### Given instruction
Within the records below, find each line that holds the string "this", then copy it.
☆ ☆ ☆ ☆ ☆
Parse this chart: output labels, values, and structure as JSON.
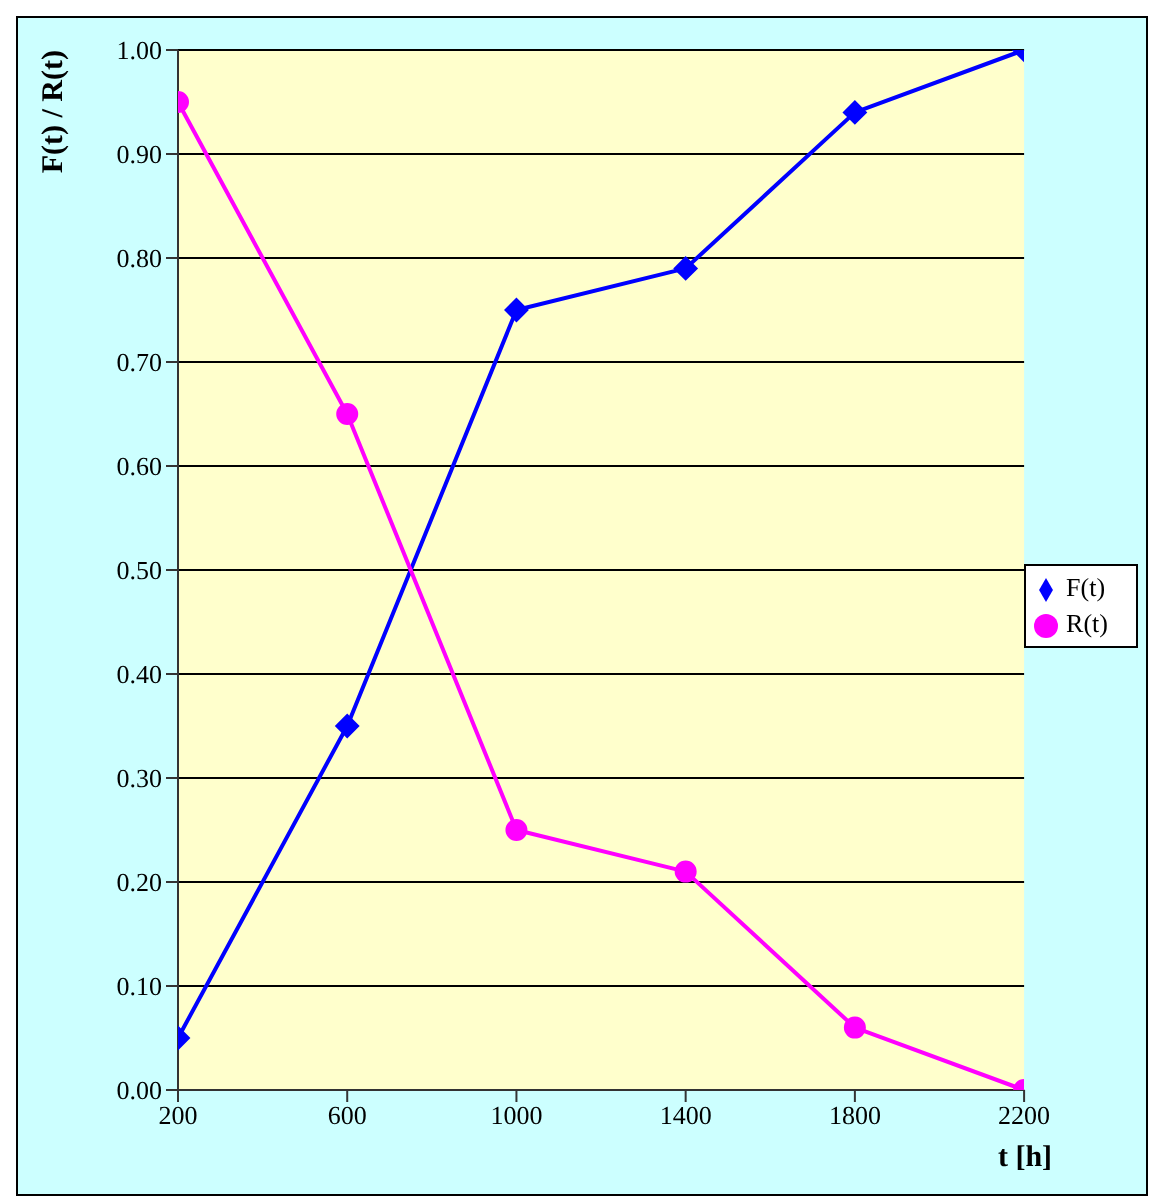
{
  "chart_data": {
    "type": "line",
    "xlabel": "t [h]",
    "ylabel": "F(t) / R(t)",
    "x": [
      200,
      600,
      1000,
      1400,
      1800,
      2200
    ],
    "series": [
      {
        "name": "F(t)",
        "color": "#0000ff",
        "marker": "diamond",
        "values": [
          0.05,
          0.35,
          0.75,
          0.79,
          0.94,
          1.0
        ]
      },
      {
        "name": "R(t)",
        "color": "#ff00ff",
        "marker": "circle",
        "values": [
          0.95,
          0.65,
          0.25,
          0.21,
          0.06,
          0.0
        ]
      }
    ],
    "xlim": [
      200,
      2200
    ],
    "xticks": [
      200,
      600,
      1000,
      1400,
      1800,
      2200
    ],
    "ylim": [
      0,
      1
    ],
    "yticks": [
      {
        "value": 0,
        "label": "0.00"
      },
      {
        "value": 0.1,
        "label": "0.10"
      },
      {
        "value": 0.2,
        "label": "0.20"
      },
      {
        "value": 0.3,
        "label": "0.30"
      },
      {
        "value": 0.4,
        "label": "0.40"
      },
      {
        "value": 0.5,
        "label": "0.50"
      },
      {
        "value": 0.6,
        "label": "0.60"
      },
      {
        "value": 0.7,
        "label": "0.70"
      },
      {
        "value": 0.8,
        "label": "0.80"
      },
      {
        "value": 0.9,
        "label": "0.90"
      },
      {
        "value": 1,
        "label": "1.00"
      }
    ],
    "grid": "y",
    "legend": "right",
    "line_style": "solid"
  }
}
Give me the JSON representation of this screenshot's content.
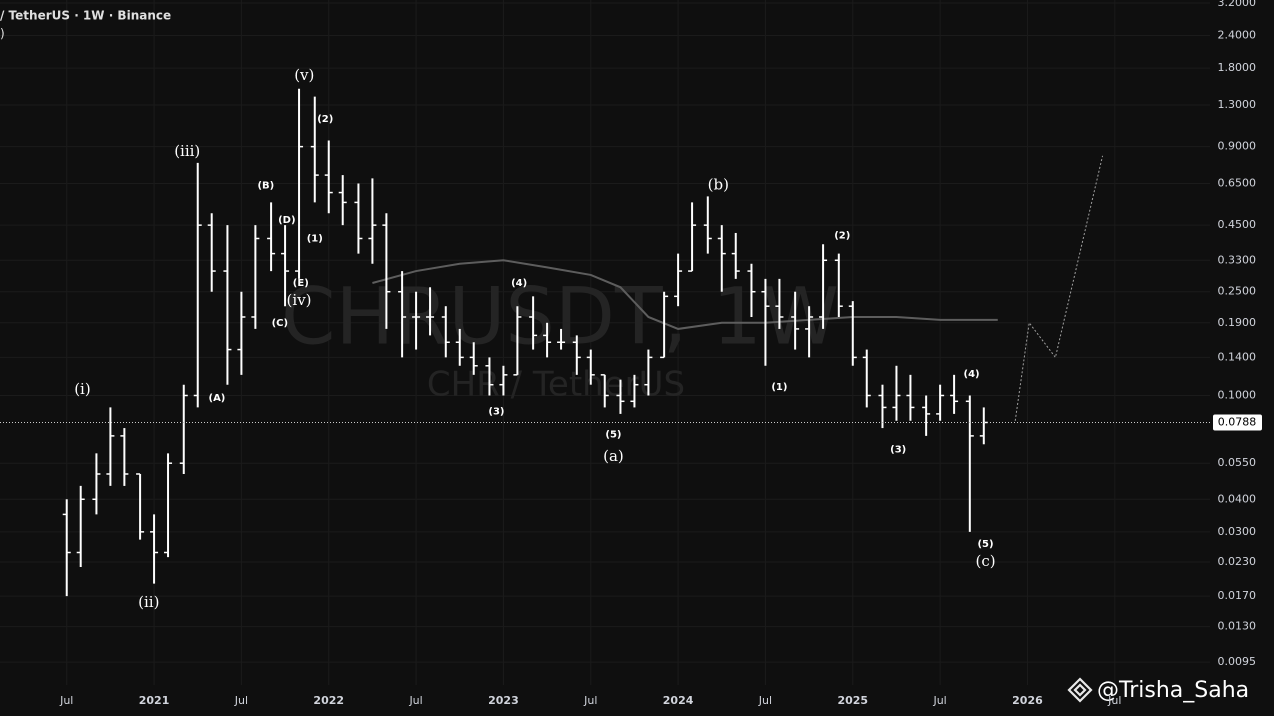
{
  "chart_data": {
    "type": "ohlc",
    "log_scale": true,
    "grid": true,
    "color": "#ffffff",
    "title": "/ TetherUS · 1W · Binance",
    "subtitle": ")",
    "watermark": "CHRUSDT, 1W",
    "watermark_subtitle": "CHR / TetherUS",
    "author": "@Trisha_Saha",
    "xlim": [
      2020.118,
      2027.045
    ],
    "ylim": [
      0.00776,
      3.285
    ],
    "xticks": [
      {
        "value": 2020.5,
        "label": "Jul"
      },
      2021,
      {
        "value": 2021.5,
        "label": "Jul"
      },
      2022,
      {
        "value": 2022.5,
        "label": "Jul"
      },
      2023,
      {
        "value": 2023.5,
        "label": "Jul"
      },
      2024,
      {
        "value": 2024.5,
        "label": "Jul"
      },
      2025,
      {
        "value": 2025.5,
        "label": "Jul"
      },
      2026,
      {
        "value": 2026.5,
        "label": "Jul"
      }
    ],
    "yticks": [
      0.0095,
      {
        "value": 0.013,
        "label": "0.0130"
      },
      {
        "value": 0.017,
        "label": "0.0170"
      },
      {
        "value": 0.023,
        "label": "0.0230"
      },
      {
        "value": 0.03,
        "label": "0.0300"
      },
      {
        "value": 0.04,
        "label": "0.0400"
      },
      {
        "value": 0.055,
        "label": "0.0550"
      },
      {
        "value": 0.1,
        "label": "0.1000"
      },
      {
        "value": 0.14,
        "label": "0.1400"
      },
      {
        "value": 0.19,
        "label": "0.1900"
      },
      {
        "value": 0.25,
        "label": "0.2500"
      },
      {
        "value": 0.33,
        "label": "0.3300"
      },
      {
        "value": 0.45,
        "label": "0.4500"
      },
      {
        "value": 0.65,
        "label": "0.6500"
      },
      {
        "value": 0.9,
        "label": "0.9000"
      },
      {
        "value": 1.3,
        "label": "1.3000"
      },
      {
        "value": 1.8,
        "label": "1.8000"
      },
      {
        "value": 2.4,
        "label": "2.4000"
      },
      {
        "value": 3.2,
        "label": "3.2000"
      }
    ],
    "x": [
      2020.5,
      2020.58,
      2020.67,
      2020.75,
      2020.83,
      2020.92,
      2021,
      2021.08,
      2021.17,
      2021.25,
      2021.33,
      2021.42,
      2021.5,
      2021.58,
      2021.67,
      2021.75,
      2021.83,
      2021.92,
      2022,
      2022.08,
      2022.17,
      2022.25,
      2022.33,
      2022.42,
      2022.5,
      2022.58,
      2022.67,
      2022.75,
      2022.83,
      2022.92,
      2023,
      2023.08,
      2023.17,
      2023.25,
      2023.33,
      2023.42,
      2023.5,
      2023.58,
      2023.67,
      2023.75,
      2023.83,
      2023.92,
      2024,
      2024.08,
      2024.17,
      2024.25,
      2024.33,
      2024.42,
      2024.5,
      2024.58,
      2024.67,
      2024.75,
      2024.83,
      2024.92,
      2025,
      2025.08,
      2025.17,
      2025.25,
      2025.33,
      2025.42,
      2025.5,
      2025.58,
      2025.67,
      2025.75
    ],
    "open": [
      0.035,
      0.025,
      0.04,
      0.05,
      0.07,
      0.05,
      0.03,
      0.025,
      0.055,
      0.1,
      0.45,
      0.3,
      0.15,
      0.2,
      0.4,
      0.35,
      0.3,
      0.9,
      0.7,
      0.6,
      0.55,
      0.4,
      0.45,
      0.25,
      0.2,
      0.2,
      0.2,
      0.16,
      0.14,
      0.13,
      0.11,
      0.12,
      0.2,
      0.17,
      0.16,
      0.16,
      0.14,
      0.12,
      0.1,
      0.095,
      0.11,
      0.14,
      0.24,
      0.3,
      0.45,
      0.4,
      0.35,
      0.3,
      0.25,
      0.22,
      0.2,
      0.18,
      0.2,
      0.33,
      0.22,
      0.14,
      0.1,
      0.09,
      0.1,
      0.09,
      0.085,
      0.1,
      0.095,
      0.07
    ],
    "high": [
      0.04,
      0.045,
      0.06,
      0.09,
      0.075,
      0.05,
      0.035,
      0.06,
      0.11,
      0.78,
      0.5,
      0.45,
      0.25,
      0.45,
      0.55,
      0.45,
      1.5,
      1.4,
      0.95,
      0.7,
      0.65,
      0.68,
      0.5,
      0.3,
      0.25,
      0.26,
      0.22,
      0.18,
      0.16,
      0.14,
      0.13,
      0.22,
      0.24,
      0.19,
      0.18,
      0.17,
      0.15,
      0.12,
      0.115,
      0.12,
      0.15,
      0.25,
      0.35,
      0.55,
      0.58,
      0.45,
      0.42,
      0.32,
      0.28,
      0.28,
      0.25,
      0.22,
      0.38,
      0.35,
      0.23,
      0.15,
      0.11,
      0.13,
      0.12,
      0.1,
      0.11,
      0.12,
      0.1,
      0.09
    ],
    "low": [
      0.017,
      0.022,
      0.035,
      0.045,
      0.045,
      0.028,
      0.019,
      0.024,
      0.05,
      0.09,
      0.25,
      0.11,
      0.12,
      0.18,
      0.3,
      0.22,
      0.28,
      0.55,
      0.5,
      0.45,
      0.35,
      0.32,
      0.18,
      0.14,
      0.15,
      0.17,
      0.14,
      0.13,
      0.12,
      0.1,
      0.1,
      0.12,
      0.15,
      0.14,
      0.15,
      0.12,
      0.11,
      0.09,
      0.085,
      0.09,
      0.1,
      0.14,
      0.22,
      0.3,
      0.35,
      0.25,
      0.28,
      0.2,
      0.13,
      0.18,
      0.15,
      0.14,
      0.18,
      0.2,
      0.13,
      0.09,
      0.075,
      0.08,
      0.08,
      0.07,
      0.08,
      0.085,
      0.03,
      0.065
    ],
    "close": [
      0.025,
      0.04,
      0.05,
      0.07,
      0.05,
      0.03,
      0.025,
      0.055,
      0.1,
      0.45,
      0.3,
      0.15,
      0.2,
      0.4,
      0.35,
      0.3,
      0.9,
      0.7,
      0.6,
      0.55,
      0.4,
      0.45,
      0.25,
      0.2,
      0.2,
      0.2,
      0.16,
      0.14,
      0.13,
      0.11,
      0.12,
      0.2,
      0.17,
      0.16,
      0.16,
      0.14,
      0.12,
      0.1,
      0.095,
      0.11,
      0.14,
      0.24,
      0.3,
      0.45,
      0.4,
      0.35,
      0.3,
      0.25,
      0.22,
      0.2,
      0.18,
      0.2,
      0.33,
      0.22,
      0.14,
      0.1,
      0.09,
      0.1,
      0.09,
      0.085,
      0.1,
      0.095,
      0.07,
      0.0788
    ],
    "moving_average": {
      "color": "#5d5d5d",
      "x": [
        2022.25,
        2022.5,
        2022.75,
        2023,
        2023.25,
        2023.5,
        2023.67,
        2023.83,
        2024,
        2024.25,
        2024.5,
        2024.75,
        2025,
        2025.25,
        2025.5,
        2025.83
      ],
      "values": [
        0.27,
        0.3,
        0.32,
        0.33,
        0.31,
        0.29,
        0.26,
        0.2,
        0.18,
        0.19,
        0.19,
        0.195,
        0.2,
        0.2,
        0.195,
        0.195
      ]
    },
    "projection": {
      "color": "#a0a0a0",
      "x": [
        2025.93,
        2026.01,
        2026.16,
        2026.43
      ],
      "values": [
        0.08,
        0.19,
        0.14,
        0.83
      ]
    },
    "last_price": {
      "value": 0.0788,
      "label": "0.0788"
    },
    "annotations": [
      {
        "text": "(i)",
        "x": 2020.59,
        "y": 0.105
      },
      {
        "text": "(ii)",
        "x": 2020.97,
        "y": 0.016
      },
      {
        "text": "(iii)",
        "x": 2021.19,
        "y": 0.86
      },
      {
        "text": "(iv)",
        "x": 2021.83,
        "y": 0.23
      },
      {
        "text": "(v)",
        "x": 2021.86,
        "y": 1.68
      },
      {
        "text": "(A)",
        "x": 2021.36,
        "y": 0.098
      },
      {
        "text": "(B)",
        "x": 2021.64,
        "y": 0.64
      },
      {
        "text": "(C)",
        "x": 2021.72,
        "y": 0.19
      },
      {
        "text": "(D)",
        "x": 2021.76,
        "y": 0.47
      },
      {
        "text": "(E)",
        "x": 2021.84,
        "y": 0.27
      },
      {
        "text": "(1)",
        "x": 2021.92,
        "y": 0.4
      },
      {
        "text": "(2)",
        "x": 2021.98,
        "y": 1.15
      },
      {
        "text": "(3)",
        "x": 2022.96,
        "y": 0.087
      },
      {
        "text": "(4)",
        "x": 2023.09,
        "y": 0.27
      },
      {
        "text": "(5)",
        "x": 2023.63,
        "y": 0.071
      },
      {
        "text": "(a)",
        "x": 2023.63,
        "y": 0.058
      },
      {
        "text": "(b)",
        "x": 2024.23,
        "y": 0.64
      },
      {
        "text": "(1)",
        "x": 2024.58,
        "y": 0.108
      },
      {
        "text": "(2)",
        "x": 2024.94,
        "y": 0.41
      },
      {
        "text": "(3)",
        "x": 2025.26,
        "y": 0.062
      },
      {
        "text": "(4)",
        "x": 2025.68,
        "y": 0.121
      },
      {
        "text": "(5)",
        "x": 2025.76,
        "y": 0.027
      },
      {
        "text": "(c)",
        "x": 2025.76,
        "y": 0.023
      }
    ]
  }
}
☆ ☆ ☆ ☆ ☆
### Task solution
Parse this chart: output labels, values, and structure as JSON.
Give me the JSON representation of this screenshot's content.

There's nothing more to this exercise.